Transcribe the material below exactly as it appears.

──────

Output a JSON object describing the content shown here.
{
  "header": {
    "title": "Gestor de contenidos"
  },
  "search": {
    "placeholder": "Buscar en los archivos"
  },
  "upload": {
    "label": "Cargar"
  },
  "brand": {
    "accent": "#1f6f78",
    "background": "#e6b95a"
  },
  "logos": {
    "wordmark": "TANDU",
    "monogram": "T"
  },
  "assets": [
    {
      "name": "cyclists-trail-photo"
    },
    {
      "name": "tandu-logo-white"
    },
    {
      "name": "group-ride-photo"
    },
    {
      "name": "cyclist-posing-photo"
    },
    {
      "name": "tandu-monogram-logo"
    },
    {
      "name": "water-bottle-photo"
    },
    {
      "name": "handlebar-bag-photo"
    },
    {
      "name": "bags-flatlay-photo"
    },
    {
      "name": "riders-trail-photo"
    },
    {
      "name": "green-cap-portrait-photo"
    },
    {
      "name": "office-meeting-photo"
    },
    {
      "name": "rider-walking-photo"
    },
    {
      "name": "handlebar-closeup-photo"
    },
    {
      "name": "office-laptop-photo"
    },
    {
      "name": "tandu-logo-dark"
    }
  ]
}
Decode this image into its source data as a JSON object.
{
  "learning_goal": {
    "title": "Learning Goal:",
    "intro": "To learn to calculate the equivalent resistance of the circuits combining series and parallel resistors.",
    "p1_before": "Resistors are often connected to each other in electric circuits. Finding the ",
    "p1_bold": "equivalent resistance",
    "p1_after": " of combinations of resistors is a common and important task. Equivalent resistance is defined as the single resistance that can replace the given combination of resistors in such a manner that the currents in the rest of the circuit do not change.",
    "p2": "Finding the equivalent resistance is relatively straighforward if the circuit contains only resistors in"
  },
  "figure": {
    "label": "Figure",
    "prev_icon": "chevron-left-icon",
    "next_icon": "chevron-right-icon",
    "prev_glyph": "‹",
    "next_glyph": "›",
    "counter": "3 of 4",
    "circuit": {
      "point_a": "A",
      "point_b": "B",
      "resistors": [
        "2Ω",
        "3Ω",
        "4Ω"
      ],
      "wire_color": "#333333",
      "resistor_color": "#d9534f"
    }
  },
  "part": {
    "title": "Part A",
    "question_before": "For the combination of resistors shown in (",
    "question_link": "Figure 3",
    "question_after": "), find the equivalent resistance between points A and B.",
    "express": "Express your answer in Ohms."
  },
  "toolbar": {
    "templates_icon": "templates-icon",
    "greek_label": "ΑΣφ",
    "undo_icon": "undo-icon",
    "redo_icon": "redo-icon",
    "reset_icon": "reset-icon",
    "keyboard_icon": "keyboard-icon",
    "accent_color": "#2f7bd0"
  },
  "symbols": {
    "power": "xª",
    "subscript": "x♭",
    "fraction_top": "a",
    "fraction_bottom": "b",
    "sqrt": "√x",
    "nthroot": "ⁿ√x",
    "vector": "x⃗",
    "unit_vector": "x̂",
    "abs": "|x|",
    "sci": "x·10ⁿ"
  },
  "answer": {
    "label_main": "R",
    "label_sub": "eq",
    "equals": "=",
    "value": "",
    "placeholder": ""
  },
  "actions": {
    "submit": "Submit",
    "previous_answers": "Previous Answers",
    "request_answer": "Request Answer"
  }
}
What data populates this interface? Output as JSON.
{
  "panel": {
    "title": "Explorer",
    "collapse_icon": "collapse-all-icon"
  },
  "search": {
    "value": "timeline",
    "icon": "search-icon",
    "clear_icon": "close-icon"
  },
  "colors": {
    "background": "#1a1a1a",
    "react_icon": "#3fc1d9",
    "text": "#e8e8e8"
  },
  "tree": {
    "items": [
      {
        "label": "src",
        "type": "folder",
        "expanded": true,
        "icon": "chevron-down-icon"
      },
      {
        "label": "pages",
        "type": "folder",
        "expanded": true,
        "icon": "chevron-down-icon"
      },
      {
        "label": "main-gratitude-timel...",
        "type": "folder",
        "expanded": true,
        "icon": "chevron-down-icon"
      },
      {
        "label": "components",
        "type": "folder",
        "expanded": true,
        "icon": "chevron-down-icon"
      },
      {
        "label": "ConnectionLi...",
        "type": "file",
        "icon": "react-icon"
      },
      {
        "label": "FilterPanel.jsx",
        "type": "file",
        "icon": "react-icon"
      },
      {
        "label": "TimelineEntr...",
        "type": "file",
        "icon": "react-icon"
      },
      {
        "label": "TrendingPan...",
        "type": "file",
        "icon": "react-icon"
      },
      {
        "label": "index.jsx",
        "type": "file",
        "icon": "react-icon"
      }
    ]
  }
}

──────

**Answer below**
Output a JSON object describing the content shown here.
{
  "header": {
    "title": "Gestor de contenidos"
  },
  "search": {
    "placeholder": "Buscar en los archivos"
  },
  "upload": {
    "label": "Cargar"
  },
  "brand": {
    "accent": "#1f6f78",
    "background": "#e6b95a"
  },
  "logos": {
    "wordmark": "TANDU",
    "monogram": "T"
  },
  "assets": [
    {
      "name": "cyclists-trail-photo"
    },
    {
      "name": "tandu-logo-white"
    },
    {
      "name": "group-ride-photo"
    },
    {
      "name": "cyclist-posing-photo"
    },
    {
      "name": "tandu-monogram-logo"
    },
    {
      "name": "water-bottle-photo"
    },
    {
      "name": "handlebar-bag-photo"
    },
    {
      "name": "bags-flatlay-photo"
    },
    {
      "name": "riders-trail-photo"
    },
    {
      "name": "green-cap-portrait-photo"
    },
    {
      "name": "office-meeting-photo"
    },
    {
      "name": "rider-walking-photo"
    },
    {
      "name": "handlebar-closeup-photo"
    },
    {
      "name": "office-laptop-photo"
    },
    {
      "name": "tandu-logo-dark"
    }
  ]
}
Decode this image into its source data as a JSON object.
{
  "learning_goal": {
    "title": "Learning Goal:",
    "intro": "To learn to calculate the equivalent resistance of the circuits combining series and parallel resistors.",
    "p1_before": "Resistors are often connected to each other in electric circuits. Finding the ",
    "p1_bold": "equivalent resistance",
    "p1_after": " of combinations of resistors is a common and important task. Equivalent resistance is defined as the single resistance that can replace the given combination of resistors in such a manner that the currents in the rest of the circuit do not change.",
    "p2": "Finding the equivalent resistance is relatively straighforward if the circuit contains only resistors in"
  },
  "figure": {
    "label": "Figure",
    "prev_icon": "chevron-left-icon",
    "next_icon": "chevron-right-icon",
    "prev_glyph": "‹",
    "next_glyph": "›",
    "counter": "3 of 4",
    "circuit": {
      "point_a": "A",
      "point_b": "B",
      "resistors": [
        "2Ω",
        "3Ω",
        "4Ω"
      ],
      "wire_color": "#333333",
      "resistor_color": "#d9534f"
    }
  },
  "part": {
    "title": "Part A",
    "question_before": "For the combination of resistors shown in (",
    "question_link": "Figure 3",
    "question_after": "), find the equivalent resistance between points A and B.",
    "express": "Express your answer in Ohms."
  },
  "toolbar": {
    "templates_icon": "templates-icon",
    "greek_label": "ΑΣφ",
    "undo_icon": "undo-icon",
    "redo_icon": "redo-icon",
    "reset_icon": "reset-icon",
    "keyboard_icon": "keyboard-icon",
    "accent_color": "#2f7bd0"
  },
  "symbols": {
    "power": "xª",
    "subscript": "x♭",
    "fraction_top": "a",
    "fraction_bottom": "b",
    "sqrt": "√x",
    "nthroot": "ⁿ√x",
    "vector": "x⃗",
    "unit_vector": "x̂",
    "abs": "|x|",
    "sci": "x·10ⁿ"
  },
  "answer": {
    "label_main": "R",
    "label_sub": "eq",
    "equals": "=",
    "value": "",
    "placeholder": ""
  },
  "actions": {
    "submit": "Submit",
    "previous_answers": "Previous Answers",
    "request_answer": "Request Answer"
  }
}
What data populates this interface? Output as JSON.
{
  "panel": {
    "title": "Explorer",
    "collapse_icon": "collapse-all-icon"
  },
  "search": {
    "value": "timeline",
    "icon": "search-icon",
    "clear_icon": "close-icon"
  },
  "colors": {
    "background": "#1a1a1a",
    "react_icon": "#3fc1d9",
    "text": "#e8e8e8"
  },
  "tree": {
    "items": [
      {
        "label": "src",
        "type": "folder",
        "expanded": true,
        "icon": "chevron-down-icon"
      },
      {
        "label": "pages",
        "type": "folder",
        "expanded": true,
        "icon": "chevron-down-icon"
      },
      {
        "label": "main-gratitude-timel...",
        "type": "folder",
        "expanded": true,
        "icon": "chevron-down-icon"
      },
      {
        "label": "components",
        "type": "folder",
        "expanded": true,
        "icon": "chevron-down-icon"
      },
      {
        "label": "ConnectionLi...",
        "type": "file",
        "icon": "react-icon"
      },
      {
        "label": "FilterPanel.jsx",
        "type": "file",
        "icon": "react-icon"
      },
      {
        "label": "TimelineEntr...",
        "type": "file",
        "icon": "react-icon"
      },
      {
        "label": "TrendingPan...",
        "type": "file",
        "icon": "react-icon"
      },
      {
        "label": "index.jsx",
        "type": "file",
        "icon": "react-icon"
      }
    ]
  }
}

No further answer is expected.